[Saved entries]

______

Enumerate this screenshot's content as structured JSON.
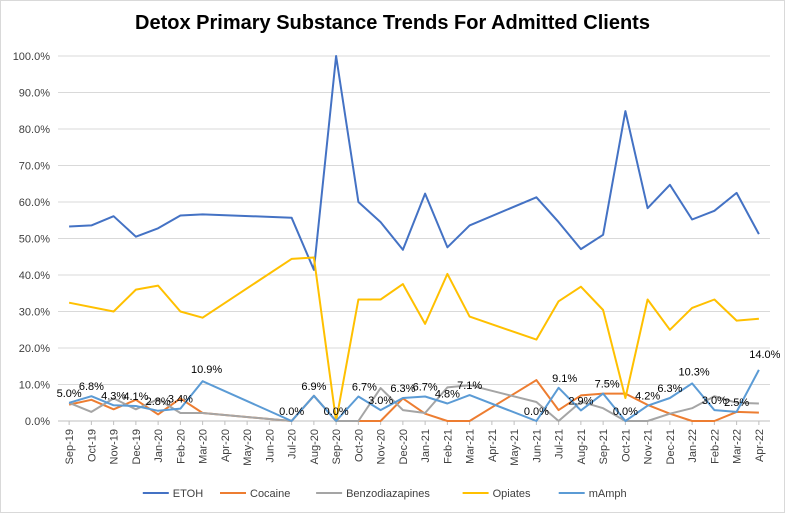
{
  "chart_data": {
    "type": "line",
    "title": "Detox Primary Substance Trends For Admitted Clients",
    "xlabel": "",
    "ylabel": "",
    "ylim": [
      0,
      100
    ],
    "yticks": [
      "0.0%",
      "10.0%",
      "20.0%",
      "30.0%",
      "40.0%",
      "50.0%",
      "60.0%",
      "70.0%",
      "80.0%",
      "90.0%",
      "100.0%"
    ],
    "grid": true,
    "legend_position": "bottom",
    "categories": [
      "Sep-19",
      "Oct-19",
      "Nov-19",
      "Dec-19",
      "Jan-20",
      "Feb-20",
      "Mar-20",
      "Apr-20",
      "May-20",
      "Jun-20",
      "Jul-20",
      "Aug-20",
      "Sep-20",
      "Oct-20",
      "Nov-20",
      "Dec-20",
      "Jan-21",
      "Feb-21",
      "Mar-21",
      "Apr-21",
      "May-21",
      "Jun-21",
      "Jul-21",
      "Aug-21",
      "Sep-21",
      "Oct-21",
      "Nov-21",
      "Dec-21",
      "Jan-22",
      "Feb-22",
      "Mar-22",
      "Apr-22"
    ],
    "series": [
      {
        "name": "ETOH",
        "color": "#4472C4",
        "values": [
          53.3,
          53.6,
          56.1,
          50.5,
          52.8,
          56.3,
          56.6,
          null,
          null,
          null,
          55.7,
          41.4,
          100.0,
          60.0,
          54.5,
          46.9,
          62.3,
          47.6,
          53.6,
          null,
          null,
          61.3,
          54.5,
          47.1,
          51.0,
          84.9,
          58.3,
          64.7,
          55.2,
          57.6,
          62.5,
          51.2
        ]
      },
      {
        "name": "Cocaine",
        "color": "#ED7D31",
        "values": [
          4.5,
          5.8,
          3.2,
          5.8,
          1.8,
          6.2,
          2.2,
          null,
          null,
          null,
          0.0,
          6.9,
          0.0,
          0.0,
          0.0,
          6.2,
          2.0,
          0.0,
          0.0,
          null,
          null,
          11.2,
          3.0,
          7.0,
          7.5,
          7.5,
          4.4,
          2.0,
          0.0,
          0.0,
          2.5,
          2.3
        ]
      },
      {
        "name": "Benzodiazapines",
        "color": "#A5A5A5",
        "values": [
          5.0,
          2.5,
          6.2,
          3.2,
          6.0,
          2.2,
          2.2,
          null,
          null,
          null,
          0.0,
          6.9,
          0.0,
          0.0,
          9.0,
          3.0,
          2.2,
          9.2,
          9.8,
          null,
          null,
          5.2,
          0.0,
          5.3,
          3.5,
          0.0,
          0.0,
          2.0,
          3.5,
          6.8,
          5.0,
          4.8
        ]
      },
      {
        "name": "Opiates",
        "color": "#FFC000",
        "values": [
          32.4,
          null,
          30.0,
          36.0,
          37.1,
          30.0,
          28.3,
          null,
          null,
          null,
          44.4,
          44.8,
          0.0,
          33.3,
          33.3,
          37.5,
          26.6,
          40.3,
          28.6,
          null,
          null,
          22.3,
          32.8,
          36.8,
          30.4,
          6.3,
          33.3,
          25.0,
          31.0,
          33.3,
          27.5,
          28.0
        ]
      },
      {
        "name": "mAmph",
        "color": "#5B9BD5",
        "values": [
          5.0,
          6.8,
          4.3,
          4.1,
          2.8,
          3.4,
          10.9,
          null,
          null,
          null,
          0.0,
          6.9,
          0.0,
          6.7,
          3.0,
          6.3,
          6.7,
          4.8,
          7.1,
          null,
          null,
          0.0,
          9.1,
          2.9,
          7.5,
          0.0,
          4.2,
          6.3,
          10.3,
          3.0,
          2.5,
          14.0
        ]
      }
    ],
    "data_labels": [
      {
        "series": "mAmph",
        "index": 0,
        "text": "5.0%"
      },
      {
        "series": "mAmph",
        "index": 1,
        "text": "6.8%"
      },
      {
        "series": "mAmph",
        "index": 2,
        "text": "4.3%"
      },
      {
        "series": "mAmph",
        "index": 3,
        "text": "4.1%"
      },
      {
        "series": "mAmph",
        "index": 4,
        "text": "2.8%"
      },
      {
        "series": "mAmph",
        "index": 5,
        "text": "3.4%"
      },
      {
        "series": "mAmph",
        "index": 6,
        "text": "10.9%"
      },
      {
        "series": "mAmph",
        "index": 10,
        "text": "0.0%"
      },
      {
        "series": "mAmph",
        "index": 11,
        "text": "6.9%"
      },
      {
        "series": "mAmph",
        "index": 12,
        "text": "0.0%"
      },
      {
        "series": "mAmph",
        "index": 13,
        "text": "6.7%"
      },
      {
        "series": "mAmph",
        "index": 14,
        "text": "3.0%"
      },
      {
        "series": "mAmph",
        "index": 15,
        "text": "6.3%"
      },
      {
        "series": "mAmph",
        "index": 16,
        "text": "6.7%"
      },
      {
        "series": "mAmph",
        "index": 17,
        "text": "4.8%"
      },
      {
        "series": "mAmph",
        "index": 18,
        "text": "7.1%"
      },
      {
        "series": "mAmph",
        "index": 21,
        "text": "0.0%"
      },
      {
        "series": "mAmph",
        "index": 22,
        "text": "9.1%"
      },
      {
        "series": "mAmph",
        "index": 23,
        "text": "2.9%"
      },
      {
        "series": "mAmph",
        "index": 24,
        "text": "7.5%"
      },
      {
        "series": "mAmph",
        "index": 25,
        "text": "0.0%"
      },
      {
        "series": "mAmph",
        "index": 26,
        "text": "4.2%"
      },
      {
        "series": "mAmph",
        "index": 27,
        "text": "6.3%"
      },
      {
        "series": "mAmph",
        "index": 28,
        "text": "10.3%"
      },
      {
        "series": "mAmph",
        "index": 29,
        "text": "3.0%"
      },
      {
        "series": "mAmph",
        "index": 30,
        "text": "2.5%"
      },
      {
        "series": "mAmph",
        "index": 31,
        "text": "14.0%"
      }
    ]
  }
}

______

Send back the data above word for word, with the pictures left out.

Enumerate this screenshot's content as structured JSON.
{
  "chart_data": {
    "type": "line",
    "title": "Detox Primary Substance Trends For Admitted Clients",
    "xlabel": "",
    "ylabel": "",
    "ylim": [
      0,
      100
    ],
    "yticks": [
      "0.0%",
      "10.0%",
      "20.0%",
      "30.0%",
      "40.0%",
      "50.0%",
      "60.0%",
      "70.0%",
      "80.0%",
      "90.0%",
      "100.0%"
    ],
    "grid": true,
    "legend_position": "bottom",
    "categories": [
      "Sep-19",
      "Oct-19",
      "Nov-19",
      "Dec-19",
      "Jan-20",
      "Feb-20",
      "Mar-20",
      "Apr-20",
      "May-20",
      "Jun-20",
      "Jul-20",
      "Aug-20",
      "Sep-20",
      "Oct-20",
      "Nov-20",
      "Dec-20",
      "Jan-21",
      "Feb-21",
      "Mar-21",
      "Apr-21",
      "May-21",
      "Jun-21",
      "Jul-21",
      "Aug-21",
      "Sep-21",
      "Oct-21",
      "Nov-21",
      "Dec-21",
      "Jan-22",
      "Feb-22",
      "Mar-22",
      "Apr-22"
    ],
    "series": [
      {
        "name": "ETOH",
        "color": "#4472C4",
        "values": [
          53.3,
          53.6,
          56.1,
          50.5,
          52.8,
          56.3,
          56.6,
          null,
          null,
          null,
          55.7,
          41.4,
          100.0,
          60.0,
          54.5,
          46.9,
          62.3,
          47.6,
          53.6,
          null,
          null,
          61.3,
          54.5,
          47.1,
          51.0,
          84.9,
          58.3,
          64.7,
          55.2,
          57.6,
          62.5,
          51.2
        ]
      },
      {
        "name": "Cocaine",
        "color": "#ED7D31",
        "values": [
          4.5,
          5.8,
          3.2,
          5.8,
          1.8,
          6.2,
          2.2,
          null,
          null,
          null,
          0.0,
          6.9,
          0.0,
          0.0,
          0.0,
          6.2,
          2.0,
          0.0,
          0.0,
          null,
          null,
          11.2,
          3.0,
          7.0,
          7.5,
          7.5,
          4.4,
          2.0,
          0.0,
          0.0,
          2.5,
          2.3
        ]
      },
      {
        "name": "Benzodiazapines",
        "color": "#A5A5A5",
        "values": [
          5.0,
          2.5,
          6.2,
          3.2,
          6.0,
          2.2,
          2.2,
          null,
          null,
          null,
          0.0,
          6.9,
          0.0,
          0.0,
          9.0,
          3.0,
          2.2,
          9.2,
          9.8,
          null,
          null,
          5.2,
          0.0,
          5.3,
          3.5,
          0.0,
          0.0,
          2.0,
          3.5,
          6.8,
          5.0,
          4.8
        ]
      },
      {
        "name": "Opiates",
        "color": "#FFC000",
        "values": [
          32.4,
          null,
          30.0,
          36.0,
          37.1,
          30.0,
          28.3,
          null,
          null,
          null,
          44.4,
          44.8,
          0.0,
          33.3,
          33.3,
          37.5,
          26.6,
          40.3,
          28.6,
          null,
          null,
          22.3,
          32.8,
          36.8,
          30.4,
          6.3,
          33.3,
          25.0,
          31.0,
          33.3,
          27.5,
          28.0
        ]
      },
      {
        "name": "mAmph",
        "color": "#5B9BD5",
        "values": [
          5.0,
          6.8,
          4.3,
          4.1,
          2.8,
          3.4,
          10.9,
          null,
          null,
          null,
          0.0,
          6.9,
          0.0,
          6.7,
          3.0,
          6.3,
          6.7,
          4.8,
          7.1,
          null,
          null,
          0.0,
          9.1,
          2.9,
          7.5,
          0.0,
          4.2,
          6.3,
          10.3,
          3.0,
          2.5,
          14.0
        ]
      }
    ],
    "data_labels": [
      {
        "series": "mAmph",
        "index": 0,
        "text": "5.0%"
      },
      {
        "series": "mAmph",
        "index": 1,
        "text": "6.8%"
      },
      {
        "series": "mAmph",
        "index": 2,
        "text": "4.3%"
      },
      {
        "series": "mAmph",
        "index": 3,
        "text": "4.1%"
      },
      {
        "series": "mAmph",
        "index": 4,
        "text": "2.8%"
      },
      {
        "series": "mAmph",
        "index": 5,
        "text": "3.4%"
      },
      {
        "series": "mAmph",
        "index": 6,
        "text": "10.9%"
      },
      {
        "series": "mAmph",
        "index": 10,
        "text": "0.0%"
      },
      {
        "series": "mAmph",
        "index": 11,
        "text": "6.9%"
      },
      {
        "series": "mAmph",
        "index": 12,
        "text": "0.0%"
      },
      {
        "series": "mAmph",
        "index": 13,
        "text": "6.7%"
      },
      {
        "series": "mAmph",
        "index": 14,
        "text": "3.0%"
      },
      {
        "series": "mAmph",
        "index": 15,
        "text": "6.3%"
      },
      {
        "series": "mAmph",
        "index": 16,
        "text": "6.7%"
      },
      {
        "series": "mAmph",
        "index": 17,
        "text": "4.8%"
      },
      {
        "series": "mAmph",
        "index": 18,
        "text": "7.1%"
      },
      {
        "series": "mAmph",
        "index": 21,
        "text": "0.0%"
      },
      {
        "series": "mAmph",
        "index": 22,
        "text": "9.1%"
      },
      {
        "series": "mAmph",
        "index": 23,
        "text": "2.9%"
      },
      {
        "series": "mAmph",
        "index": 24,
        "text": "7.5%"
      },
      {
        "series": "mAmph",
        "index": 25,
        "text": "0.0%"
      },
      {
        "series": "mAmph",
        "index": 26,
        "text": "4.2%"
      },
      {
        "series": "mAmph",
        "index": 27,
        "text": "6.3%"
      },
      {
        "series": "mAmph",
        "index": 28,
        "text": "10.3%"
      },
      {
        "series": "mAmph",
        "index": 29,
        "text": "3.0%"
      },
      {
        "series": "mAmph",
        "index": 30,
        "text": "2.5%"
      },
      {
        "series": "mAmph",
        "index": 31,
        "text": "14.0%"
      }
    ]
  }
}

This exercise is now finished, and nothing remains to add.